Start of DATASET ROWS

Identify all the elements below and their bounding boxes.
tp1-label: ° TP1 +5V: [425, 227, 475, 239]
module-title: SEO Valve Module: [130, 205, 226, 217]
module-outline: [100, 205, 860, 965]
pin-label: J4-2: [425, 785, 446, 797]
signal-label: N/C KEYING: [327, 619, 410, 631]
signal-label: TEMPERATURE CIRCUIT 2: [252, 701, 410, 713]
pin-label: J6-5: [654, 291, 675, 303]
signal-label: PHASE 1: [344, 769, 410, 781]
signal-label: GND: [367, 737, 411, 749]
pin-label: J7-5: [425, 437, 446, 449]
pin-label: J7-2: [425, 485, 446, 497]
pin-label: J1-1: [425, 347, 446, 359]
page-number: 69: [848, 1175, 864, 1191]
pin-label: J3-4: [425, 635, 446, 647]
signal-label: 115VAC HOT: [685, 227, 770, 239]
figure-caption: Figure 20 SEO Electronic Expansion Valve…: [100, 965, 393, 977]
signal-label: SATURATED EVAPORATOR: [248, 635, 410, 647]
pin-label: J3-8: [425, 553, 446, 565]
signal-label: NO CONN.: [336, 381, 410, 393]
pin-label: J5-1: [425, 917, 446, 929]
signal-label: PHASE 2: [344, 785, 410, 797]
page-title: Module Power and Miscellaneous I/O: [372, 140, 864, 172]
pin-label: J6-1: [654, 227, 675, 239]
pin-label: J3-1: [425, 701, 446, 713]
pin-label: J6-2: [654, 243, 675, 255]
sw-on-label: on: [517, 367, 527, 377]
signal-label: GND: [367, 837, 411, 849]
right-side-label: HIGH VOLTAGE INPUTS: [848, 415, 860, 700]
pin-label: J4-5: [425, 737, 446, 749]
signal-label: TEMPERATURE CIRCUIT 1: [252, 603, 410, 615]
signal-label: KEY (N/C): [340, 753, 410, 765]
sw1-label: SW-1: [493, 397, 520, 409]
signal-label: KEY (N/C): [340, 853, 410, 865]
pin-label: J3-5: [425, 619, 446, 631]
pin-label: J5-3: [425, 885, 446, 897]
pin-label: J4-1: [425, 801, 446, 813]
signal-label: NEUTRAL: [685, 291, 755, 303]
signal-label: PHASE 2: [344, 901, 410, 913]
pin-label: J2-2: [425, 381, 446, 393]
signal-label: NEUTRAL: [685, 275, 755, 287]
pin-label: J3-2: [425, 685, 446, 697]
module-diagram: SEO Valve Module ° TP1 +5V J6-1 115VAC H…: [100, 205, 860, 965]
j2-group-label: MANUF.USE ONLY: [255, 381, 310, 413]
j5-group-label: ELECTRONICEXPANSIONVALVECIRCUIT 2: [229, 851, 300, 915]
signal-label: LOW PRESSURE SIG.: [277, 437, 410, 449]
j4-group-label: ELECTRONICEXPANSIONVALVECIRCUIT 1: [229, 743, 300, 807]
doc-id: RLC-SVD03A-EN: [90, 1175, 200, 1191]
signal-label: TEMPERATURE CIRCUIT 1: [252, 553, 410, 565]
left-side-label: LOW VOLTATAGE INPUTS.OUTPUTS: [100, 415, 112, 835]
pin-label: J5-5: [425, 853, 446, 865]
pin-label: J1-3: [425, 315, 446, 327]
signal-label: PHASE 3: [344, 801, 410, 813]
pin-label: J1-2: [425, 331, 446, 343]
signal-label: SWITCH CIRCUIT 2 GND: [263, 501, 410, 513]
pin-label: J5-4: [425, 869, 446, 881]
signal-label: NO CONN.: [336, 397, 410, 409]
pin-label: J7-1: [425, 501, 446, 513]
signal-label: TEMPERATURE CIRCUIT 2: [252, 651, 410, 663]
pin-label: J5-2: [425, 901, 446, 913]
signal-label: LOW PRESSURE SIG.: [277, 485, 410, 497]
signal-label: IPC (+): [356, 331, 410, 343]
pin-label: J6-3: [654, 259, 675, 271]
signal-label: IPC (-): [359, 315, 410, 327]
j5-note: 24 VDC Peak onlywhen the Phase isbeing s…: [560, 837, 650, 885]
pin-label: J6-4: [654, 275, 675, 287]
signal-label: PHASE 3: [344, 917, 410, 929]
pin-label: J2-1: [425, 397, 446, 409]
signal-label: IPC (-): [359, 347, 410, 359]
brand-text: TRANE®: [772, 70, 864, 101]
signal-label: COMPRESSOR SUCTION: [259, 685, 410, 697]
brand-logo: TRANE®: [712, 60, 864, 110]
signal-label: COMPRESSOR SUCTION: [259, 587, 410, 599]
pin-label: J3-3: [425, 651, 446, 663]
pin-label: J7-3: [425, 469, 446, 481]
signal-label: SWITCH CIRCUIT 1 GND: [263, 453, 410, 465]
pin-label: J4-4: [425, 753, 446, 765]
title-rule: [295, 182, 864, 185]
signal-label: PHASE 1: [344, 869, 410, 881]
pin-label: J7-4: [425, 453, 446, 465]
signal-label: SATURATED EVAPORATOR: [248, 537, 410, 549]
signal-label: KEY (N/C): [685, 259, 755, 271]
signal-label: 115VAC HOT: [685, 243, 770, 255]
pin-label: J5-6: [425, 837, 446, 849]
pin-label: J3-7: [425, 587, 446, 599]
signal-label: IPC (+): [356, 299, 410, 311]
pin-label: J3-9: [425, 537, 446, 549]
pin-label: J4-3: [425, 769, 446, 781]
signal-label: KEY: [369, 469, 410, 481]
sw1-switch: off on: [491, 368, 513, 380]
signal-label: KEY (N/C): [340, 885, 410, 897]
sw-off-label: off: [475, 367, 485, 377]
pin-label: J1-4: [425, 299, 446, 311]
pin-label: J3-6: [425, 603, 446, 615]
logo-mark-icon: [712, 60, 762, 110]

End of DATASET ROWS

GIVEN PROBLEM - Reproduce all of the data above line for line, with nothing changed.

RESPONSE -
Identify all the elements below and their bounding boxes.
tp1-label: ° TP1 +5V: [425, 227, 475, 239]
module-title: SEO Valve Module: [130, 205, 226, 217]
module-outline: [100, 205, 860, 965]
pin-label: J4-2: [425, 785, 446, 797]
signal-label: N/C KEYING: [327, 619, 410, 631]
signal-label: TEMPERATURE CIRCUIT 2: [252, 701, 410, 713]
pin-label: J6-5: [654, 291, 675, 303]
signal-label: PHASE 1: [344, 769, 410, 781]
signal-label: GND: [367, 737, 411, 749]
pin-label: J7-5: [425, 437, 446, 449]
pin-label: J7-2: [425, 485, 446, 497]
pin-label: J1-1: [425, 347, 446, 359]
page-number: 69: [848, 1175, 864, 1191]
pin-label: J3-4: [425, 635, 446, 647]
signal-label: 115VAC HOT: [685, 227, 770, 239]
figure-caption: Figure 20 SEO Electronic Expansion Valve…: [100, 965, 393, 977]
signal-label: SATURATED EVAPORATOR: [248, 635, 410, 647]
pin-label: J3-8: [425, 553, 446, 565]
signal-label: NO CONN.: [336, 381, 410, 393]
pin-label: J5-1: [425, 917, 446, 929]
signal-label: PHASE 2: [344, 785, 410, 797]
page-title: Module Power and Miscellaneous I/O: [372, 140, 864, 172]
pin-label: J6-1: [654, 227, 675, 239]
pin-label: J3-1: [425, 701, 446, 713]
pin-label: J6-2: [654, 243, 675, 255]
sw-on-label: on: [517, 367, 527, 377]
signal-label: GND: [367, 837, 411, 849]
right-side-label: HIGH VOLTAGE INPUTS: [848, 415, 860, 700]
pin-label: J4-5: [425, 737, 446, 749]
signal-label: TEMPERATURE CIRCUIT 1: [252, 603, 410, 615]
signal-label: KEY (N/C): [340, 753, 410, 765]
sw1-label: SW-1: [493, 397, 520, 409]
signal-label: KEY (N/C): [340, 853, 410, 865]
pin-label: J3-5: [425, 619, 446, 631]
pin-label: J5-3: [425, 885, 446, 897]
pin-label: J4-1: [425, 801, 446, 813]
signal-label: NEUTRAL: [685, 291, 755, 303]
signal-label: PHASE 2: [344, 901, 410, 913]
pin-label: J2-2: [425, 381, 446, 393]
signal-label: NEUTRAL: [685, 275, 755, 287]
pin-label: J3-2: [425, 685, 446, 697]
module-diagram: SEO Valve Module ° TP1 +5V J6-1 115VAC H…: [100, 205, 860, 965]
j2-group-label: MANUF.USE ONLY: [255, 381, 310, 413]
j5-group-label: ELECTRONICEXPANSIONVALVECIRCUIT 2: [229, 851, 300, 915]
signal-label: LOW PRESSURE SIG.: [277, 437, 410, 449]
j4-group-label: ELECTRONICEXPANSIONVALVECIRCUIT 1: [229, 743, 300, 807]
doc-id: RLC-SVD03A-EN: [90, 1175, 200, 1191]
signal-label: TEMPERATURE CIRCUIT 1: [252, 553, 410, 565]
left-side-label: LOW VOLTATAGE INPUTS.OUTPUTS: [100, 415, 112, 835]
pin-label: J5-5: [425, 853, 446, 865]
pin-label: J1-3: [425, 315, 446, 327]
signal-label: PHASE 3: [344, 801, 410, 813]
pin-label: J1-2: [425, 331, 446, 343]
signal-label: SWITCH CIRCUIT 2 GND: [263, 501, 410, 513]
pin-label: J5-4: [425, 869, 446, 881]
signal-label: NO CONN.: [336, 397, 410, 409]
pin-label: J7-1: [425, 501, 446, 513]
signal-label: TEMPERATURE CIRCUIT 2: [252, 651, 410, 663]
pin-label: J5-2: [425, 901, 446, 913]
signal-label: LOW PRESSURE SIG.: [277, 485, 410, 497]
signal-label: IPC (+): [356, 331, 410, 343]
pin-label: J6-3: [654, 259, 675, 271]
signal-label: IPC (-): [359, 315, 410, 327]
j5-note: 24 VDC Peak onlywhen the Phase isbeing s…: [560, 837, 650, 885]
pin-label: J6-4: [654, 275, 675, 287]
signal-label: PHASE 3: [344, 917, 410, 929]
pin-label: J2-1: [425, 397, 446, 409]
signal-label: IPC (-): [359, 347, 410, 359]
brand-text: TRANE®: [772, 70, 864, 101]
signal-label: COMPRESSOR SUCTION: [259, 685, 410, 697]
brand-logo: TRANE®: [712, 60, 864, 110]
signal-label: COMPRESSOR SUCTION: [259, 587, 410, 599]
pin-label: J3-3: [425, 651, 446, 663]
pin-label: J7-3: [425, 469, 446, 481]
signal-label: SWITCH CIRCUIT 1 GND: [263, 453, 410, 465]
pin-label: J4-4: [425, 753, 446, 765]
title-rule: [295, 182, 864, 185]
signal-label: PHASE 1: [344, 869, 410, 881]
pin-label: J7-4: [425, 453, 446, 465]
signal-label: SATURATED EVAPORATOR: [248, 537, 410, 549]
signal-label: KEY (N/C): [685, 259, 755, 271]
signal-label: 115VAC HOT: [685, 243, 770, 255]
pin-label: J5-6: [425, 837, 446, 849]
pin-label: J3-7: [425, 587, 446, 599]
signal-label: IPC (+): [356, 299, 410, 311]
pin-label: J3-9: [425, 537, 446, 549]
pin-label: J4-3: [425, 769, 446, 781]
signal-label: KEY: [369, 469, 410, 481]
sw1-switch: off on: [491, 368, 513, 380]
signal-label: KEY (N/C): [340, 885, 410, 897]
sw-off-label: off: [475, 367, 485, 377]
pin-label: J1-4: [425, 299, 446, 311]
pin-label: J3-6: [425, 603, 446, 615]
logo-mark-icon: [712, 60, 762, 110]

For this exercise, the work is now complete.